— Task description —
From the line containing "Read this page and output its text content." down to the last line of the material, return those lines verbatim and only those.

━━━

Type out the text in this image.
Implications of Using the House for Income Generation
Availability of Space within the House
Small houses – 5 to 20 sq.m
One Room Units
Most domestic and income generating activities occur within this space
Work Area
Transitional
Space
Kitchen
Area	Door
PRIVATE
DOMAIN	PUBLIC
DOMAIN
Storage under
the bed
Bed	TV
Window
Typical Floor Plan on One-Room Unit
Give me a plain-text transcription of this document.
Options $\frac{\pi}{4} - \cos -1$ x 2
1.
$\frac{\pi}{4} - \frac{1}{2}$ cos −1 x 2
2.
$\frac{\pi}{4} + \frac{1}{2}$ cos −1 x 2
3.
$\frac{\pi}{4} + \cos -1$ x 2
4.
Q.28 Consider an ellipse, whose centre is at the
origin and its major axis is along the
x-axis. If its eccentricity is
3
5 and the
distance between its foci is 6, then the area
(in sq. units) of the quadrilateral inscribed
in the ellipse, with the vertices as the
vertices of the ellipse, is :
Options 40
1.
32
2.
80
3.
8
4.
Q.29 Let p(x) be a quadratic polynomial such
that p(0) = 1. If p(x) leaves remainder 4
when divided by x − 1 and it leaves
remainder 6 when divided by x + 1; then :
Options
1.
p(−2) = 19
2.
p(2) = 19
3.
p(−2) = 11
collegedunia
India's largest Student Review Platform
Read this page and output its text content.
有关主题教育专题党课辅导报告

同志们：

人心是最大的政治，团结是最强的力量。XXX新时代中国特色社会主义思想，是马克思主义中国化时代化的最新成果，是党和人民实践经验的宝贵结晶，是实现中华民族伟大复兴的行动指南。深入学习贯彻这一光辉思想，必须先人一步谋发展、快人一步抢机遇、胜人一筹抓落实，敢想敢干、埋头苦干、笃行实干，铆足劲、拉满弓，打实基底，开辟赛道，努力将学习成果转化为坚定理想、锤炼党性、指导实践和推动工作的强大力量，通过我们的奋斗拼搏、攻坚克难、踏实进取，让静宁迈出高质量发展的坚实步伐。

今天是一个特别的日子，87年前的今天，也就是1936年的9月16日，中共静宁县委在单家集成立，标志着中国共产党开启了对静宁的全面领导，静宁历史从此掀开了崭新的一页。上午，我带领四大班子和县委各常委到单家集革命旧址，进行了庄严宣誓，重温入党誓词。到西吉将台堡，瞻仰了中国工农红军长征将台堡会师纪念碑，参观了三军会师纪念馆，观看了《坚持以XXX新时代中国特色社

━━━

— Exercise result —
Read this page and output its text content.
有关主题教育专题党课辅导报告

同志们：

人心是最大的政治，团结是最强的力量。XXX新时代中国特色社会主义思想，是马克思主义中国化时代化的最新成果，是党和人民实践经验的宝贵结晶，是实现中华民族伟大复兴的行动指南。深入学习贯彻这一光辉思想，必须先人一步谋发展、快人一步抢机遇、胜人一筹抓落实，敢想敢干、埋头苦干、笃行实干，铆足劲、拉满弓，打实基底，开辟赛道，努力将学习成果转化为坚定理想、锤炼党性、指导实践和推动工作的强大力量，通过我们的奋斗拼搏、攻坚克难、踏实进取，让静宁迈出高质量发展的坚实步伐。

今天是一个特别的日子，87年前的今天，也就是1936年的9月16日，中共静宁县委在单家集成立，标志着中国共产党开启了对静宁的全面领导，静宁历史从此掀开了崭新的一页。上午，我带领四大班子和县委各常委到单家集革命旧址，进行了庄严宣誓，重温入党誓词。到西吉将台堡，瞻仰了中国工农红军长征将台堡会师纪念碑，参观了三军会师纪念馆，观看了《坚持以XXX新时代中国特色社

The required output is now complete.